All of the data below must be repeated exactly.
## begin
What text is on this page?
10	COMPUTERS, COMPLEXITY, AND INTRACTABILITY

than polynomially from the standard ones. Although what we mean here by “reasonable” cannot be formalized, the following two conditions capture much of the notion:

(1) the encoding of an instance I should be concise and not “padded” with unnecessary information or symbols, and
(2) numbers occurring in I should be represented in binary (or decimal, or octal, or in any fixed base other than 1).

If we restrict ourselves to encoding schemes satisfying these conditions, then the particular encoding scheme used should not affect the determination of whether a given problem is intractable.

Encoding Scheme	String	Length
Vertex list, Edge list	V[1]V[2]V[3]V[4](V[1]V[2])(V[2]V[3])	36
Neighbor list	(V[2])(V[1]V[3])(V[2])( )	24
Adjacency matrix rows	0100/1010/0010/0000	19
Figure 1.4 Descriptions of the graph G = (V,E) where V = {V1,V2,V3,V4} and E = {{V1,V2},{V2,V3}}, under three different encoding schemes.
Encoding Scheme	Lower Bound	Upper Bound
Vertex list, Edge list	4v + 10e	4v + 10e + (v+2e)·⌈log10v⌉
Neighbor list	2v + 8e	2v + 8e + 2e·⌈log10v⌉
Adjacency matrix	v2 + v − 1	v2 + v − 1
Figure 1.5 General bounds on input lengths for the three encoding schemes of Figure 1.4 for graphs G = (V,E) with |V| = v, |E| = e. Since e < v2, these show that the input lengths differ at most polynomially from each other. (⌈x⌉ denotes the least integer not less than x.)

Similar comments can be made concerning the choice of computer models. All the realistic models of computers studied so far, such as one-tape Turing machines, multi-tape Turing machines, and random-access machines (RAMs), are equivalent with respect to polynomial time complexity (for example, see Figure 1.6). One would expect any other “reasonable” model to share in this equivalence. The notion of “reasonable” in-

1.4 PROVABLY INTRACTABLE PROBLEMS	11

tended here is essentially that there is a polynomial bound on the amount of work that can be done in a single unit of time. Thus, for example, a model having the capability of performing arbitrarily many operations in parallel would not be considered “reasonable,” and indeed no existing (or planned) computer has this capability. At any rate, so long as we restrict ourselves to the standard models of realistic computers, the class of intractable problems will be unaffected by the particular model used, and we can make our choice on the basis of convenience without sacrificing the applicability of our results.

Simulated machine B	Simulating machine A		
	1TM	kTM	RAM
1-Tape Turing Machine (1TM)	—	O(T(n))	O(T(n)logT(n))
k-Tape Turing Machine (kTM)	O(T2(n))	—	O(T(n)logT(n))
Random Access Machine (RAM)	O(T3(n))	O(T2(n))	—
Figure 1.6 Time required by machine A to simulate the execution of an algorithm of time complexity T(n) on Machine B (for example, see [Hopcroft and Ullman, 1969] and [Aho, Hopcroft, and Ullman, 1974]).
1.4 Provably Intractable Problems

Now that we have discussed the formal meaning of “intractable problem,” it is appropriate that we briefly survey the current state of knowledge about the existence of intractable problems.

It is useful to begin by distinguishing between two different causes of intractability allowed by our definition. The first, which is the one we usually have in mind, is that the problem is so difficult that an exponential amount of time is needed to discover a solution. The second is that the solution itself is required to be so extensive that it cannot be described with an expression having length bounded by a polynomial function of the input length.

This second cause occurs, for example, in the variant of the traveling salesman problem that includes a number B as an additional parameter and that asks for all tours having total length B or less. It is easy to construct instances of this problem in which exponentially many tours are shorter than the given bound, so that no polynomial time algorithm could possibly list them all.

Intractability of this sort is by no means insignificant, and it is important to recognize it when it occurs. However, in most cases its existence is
## end
→ **Solution to the problem**:
What text is on this page?
10	COMPUTERS, COMPLEXITY, AND INTRACTABILITY

than polynomially from the standard ones. Although what we mean here by “reasonable” cannot be formalized, the following two conditions capture much of the notion:

(1) the encoding of an instance I should be concise and not “padded” with unnecessary information or symbols, and
(2) numbers occurring in I should be represented in binary (or decimal, or octal, or in any fixed base other than 1).

If we restrict ourselves to encoding schemes satisfying these conditions, then the particular encoding scheme used should not affect the determination of whether a given problem is intractable.

Encoding Scheme	String	Length
Vertex list, Edge list	V[1]V[2]V[3]V[4](V[1]V[2])(V[2]V[3])	36
Neighbor list	(V[2])(V[1]V[3])(V[2])( )	24
Adjacency matrix rows	0100/1010/0010/0000	19
Figure 1.4 Descriptions of the graph G = (V,E) where V = {V1,V2,V3,V4} and E = {{V1,V2},{V2,V3}}, under three different encoding schemes.
Encoding Scheme	Lower Bound	Upper Bound
Vertex list, Edge list	4v + 10e	4v + 10e + (v+2e)·⌈log10v⌉
Neighbor list	2v + 8e	2v + 8e + 2e·⌈log10v⌉
Adjacency matrix	v2 + v − 1	v2 + v − 1
Figure 1.5 General bounds on input lengths for the three encoding schemes of Figure 1.4 for graphs G = (V,E) with |V| = v, |E| = e. Since e < v2, these show that the input lengths differ at most polynomially from each other. (⌈x⌉ denotes the least integer not less than x.)

Similar comments can be made concerning the choice of computer models. All the realistic models of computers studied so far, such as one-tape Turing machines, multi-tape Turing machines, and random-access machines (RAMs), are equivalent with respect to polynomial time complexity (for example, see Figure 1.6). One would expect any other “reasonable” model to share in this equivalence. The notion of “reasonable” in-

1.4 PROVABLY INTRACTABLE PROBLEMS	11

tended here is essentially that there is a polynomial bound on the amount of work that can be done in a single unit of time. Thus, for example, a model having the capability of performing arbitrarily many operations in parallel would not be considered “reasonable,” and indeed no existing (or planned) computer has this capability. At any rate, so long as we restrict ourselves to the standard models of realistic computers, the class of intractable problems will be unaffected by the particular model used, and we can make our choice on the basis of convenience without sacrificing the applicability of our results.

Simulated machine B	Simulating machine A		
	1TM	kTM	RAM
1-Tape Turing Machine (1TM)	—	O(T(n))	O(T(n)logT(n))
k-Tape Turing Machine (kTM)	O(T2(n))	—	O(T(n)logT(n))
Random Access Machine (RAM)	O(T3(n))	O(T2(n))	—
Figure 1.6 Time required by machine A to simulate the execution of an algorithm of time complexity T(n) on Machine B (for example, see [Hopcroft and Ullman, 1969] and [Aho, Hopcroft, and Ullman, 1974]).
1.4 Provably Intractable Problems

Now that we have discussed the formal meaning of “intractable problem,” it is appropriate that we briefly survey the current state of knowledge about the existence of intractable problems.

It is useful to begin by distinguishing between two different causes of intractability allowed by our definition. The first, which is the one we usually have in mind, is that the problem is so difficult that an exponential amount of time is needed to discover a solution. The second is that the solution itself is required to be so extensive that it cannot be described with an expression having length bounded by a polynomial function of the input length.

This second cause occurs, for example, in the variant of the traveling salesman problem that includes a number B as an additional parameter and that asks for all tours having total length B or less. It is easy to construct instances of this problem in which exponentially many tours are shorter than the given bound, so that no polynomial time algorithm could possibly list them all.

Intractability of this sort is by no means insignificant, and it is important to recognize it when it occurs. However, in most cases its existence is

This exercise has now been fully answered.